● Written request:
Send back the records in full, character for character.

***** Entries shown *****

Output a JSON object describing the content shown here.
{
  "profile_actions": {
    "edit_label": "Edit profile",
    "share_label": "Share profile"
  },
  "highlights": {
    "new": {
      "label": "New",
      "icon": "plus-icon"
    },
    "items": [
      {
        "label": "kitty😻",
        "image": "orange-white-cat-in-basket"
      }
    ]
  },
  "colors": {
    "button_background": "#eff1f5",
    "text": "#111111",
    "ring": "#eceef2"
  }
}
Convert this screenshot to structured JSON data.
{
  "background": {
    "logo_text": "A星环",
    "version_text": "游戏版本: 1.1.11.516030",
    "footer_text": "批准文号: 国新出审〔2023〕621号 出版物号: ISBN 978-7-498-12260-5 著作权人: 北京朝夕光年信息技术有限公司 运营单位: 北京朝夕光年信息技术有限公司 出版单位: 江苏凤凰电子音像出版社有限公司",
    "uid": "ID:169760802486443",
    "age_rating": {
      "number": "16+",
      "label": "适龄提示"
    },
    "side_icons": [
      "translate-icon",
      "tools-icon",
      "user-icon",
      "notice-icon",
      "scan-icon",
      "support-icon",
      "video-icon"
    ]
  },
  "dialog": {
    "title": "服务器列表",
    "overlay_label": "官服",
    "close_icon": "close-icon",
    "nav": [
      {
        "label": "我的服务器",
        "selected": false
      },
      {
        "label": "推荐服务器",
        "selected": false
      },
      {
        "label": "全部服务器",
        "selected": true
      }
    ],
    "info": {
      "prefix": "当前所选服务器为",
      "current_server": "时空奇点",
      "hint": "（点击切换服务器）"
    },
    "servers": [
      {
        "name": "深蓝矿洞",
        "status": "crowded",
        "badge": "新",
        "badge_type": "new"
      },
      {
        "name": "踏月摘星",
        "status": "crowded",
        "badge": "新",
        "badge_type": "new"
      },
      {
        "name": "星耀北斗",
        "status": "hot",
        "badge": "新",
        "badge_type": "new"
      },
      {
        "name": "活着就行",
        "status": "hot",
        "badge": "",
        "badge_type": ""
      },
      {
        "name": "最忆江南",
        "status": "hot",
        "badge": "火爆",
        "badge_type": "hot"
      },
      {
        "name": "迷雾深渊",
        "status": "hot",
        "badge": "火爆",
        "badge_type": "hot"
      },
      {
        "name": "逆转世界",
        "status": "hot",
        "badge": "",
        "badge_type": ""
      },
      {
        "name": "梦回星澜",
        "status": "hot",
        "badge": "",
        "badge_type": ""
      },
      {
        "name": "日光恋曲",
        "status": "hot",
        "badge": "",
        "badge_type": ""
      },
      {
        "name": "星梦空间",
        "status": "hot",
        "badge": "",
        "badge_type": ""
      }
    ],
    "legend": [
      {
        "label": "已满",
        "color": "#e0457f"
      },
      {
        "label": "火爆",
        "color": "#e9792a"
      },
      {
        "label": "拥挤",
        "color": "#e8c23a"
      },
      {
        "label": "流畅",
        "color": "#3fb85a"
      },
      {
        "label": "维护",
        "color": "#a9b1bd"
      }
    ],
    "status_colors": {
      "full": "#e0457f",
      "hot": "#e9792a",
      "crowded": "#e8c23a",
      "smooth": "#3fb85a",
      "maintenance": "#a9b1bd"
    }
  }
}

*****

● Finished exercise:
Output a JSON object describing the content shown here.
{
  "profile_actions": {
    "edit_label": "Edit profile",
    "share_label": "Share profile"
  },
  "highlights": {
    "new": {
      "label": "New",
      "icon": "plus-icon"
    },
    "items": [
      {
        "label": "kitty😻",
        "image": "orange-white-cat-in-basket"
      }
    ]
  },
  "colors": {
    "button_background": "#eff1f5",
    "text": "#111111",
    "ring": "#eceef2"
  }
}
Convert this screenshot to structured JSON data.
{
  "background": {
    "logo_text": "A星环",
    "version_text": "游戏版本: 1.1.11.516030",
    "footer_text": "批准文号: 国新出审〔2023〕621号 出版物号: ISBN 978-7-498-12260-5 著作权人: 北京朝夕光年信息技术有限公司 运营单位: 北京朝夕光年信息技术有限公司 出版单位: 江苏凤凰电子音像出版社有限公司",
    "uid": "ID:169760802486443",
    "age_rating": {
      "number": "16+",
      "label": "适龄提示"
    },
    "side_icons": [
      "translate-icon",
      "tools-icon",
      "user-icon",
      "notice-icon",
      "scan-icon",
      "support-icon",
      "video-icon"
    ]
  },
  "dialog": {
    "title": "服务器列表",
    "overlay_label": "官服",
    "close_icon": "close-icon",
    "nav": [
      {
        "label": "我的服务器",
        "selected": false
      },
      {
        "label": "推荐服务器",
        "selected": false
      },
      {
        "label": "全部服务器",
        "selected": true
      }
    ],
    "info": {
      "prefix": "当前所选服务器为",
      "current_server": "时空奇点",
      "hint": "（点击切换服务器）"
    },
    "servers": [
      {
        "name": "深蓝矿洞",
        "status": "crowded",
        "badge": "新",
        "badge_type": "new"
      },
      {
        "name": "踏月摘星",
        "status": "crowded",
        "badge": "新",
        "badge_type": "new"
      },
      {
        "name": "星耀北斗",
        "status": "hot",
        "badge": "新",
        "badge_type": "new"
      },
      {
        "name": "活着就行",
        "status": "hot",
        "badge": "",
        "badge_type": ""
      },
      {
        "name": "最忆江南",
        "status": "hot",
        "badge": "火爆",
        "badge_type": "hot"
      },
      {
        "name": "迷雾深渊",
        "status": "hot",
        "badge": "火爆",
        "badge_type": "hot"
      },
      {
        "name": "逆转世界",
        "status": "hot",
        "badge": "",
        "badge_type": ""
      },
      {
        "name": "梦回星澜",
        "status": "hot",
        "badge": "",
        "badge_type": ""
      },
      {
        "name": "日光恋曲",
        "status": "hot",
        "badge": "",
        "badge_type": ""
      },
      {
        "name": "星梦空间",
        "status": "hot",
        "badge": "",
        "badge_type": ""
      }
    ],
    "legend": [
      {
        "label": "已满",
        "color": "#e0457f"
      },
      {
        "label": "火爆",
        "color": "#e9792a"
      },
      {
        "label": "拥挤",
        "color": "#e8c23a"
      },
      {
        "label": "流畅",
        "color": "#3fb85a"
      },
      {
        "label": "维护",
        "color": "#a9b1bd"
      }
    ],
    "status_colors": {
      "full": "#e0457f",
      "hot": "#e9792a",
      "crowded": "#e8c23a",
      "smooth": "#3fb85a",
      "maintenance": "#a9b1bd"
    }
  }
}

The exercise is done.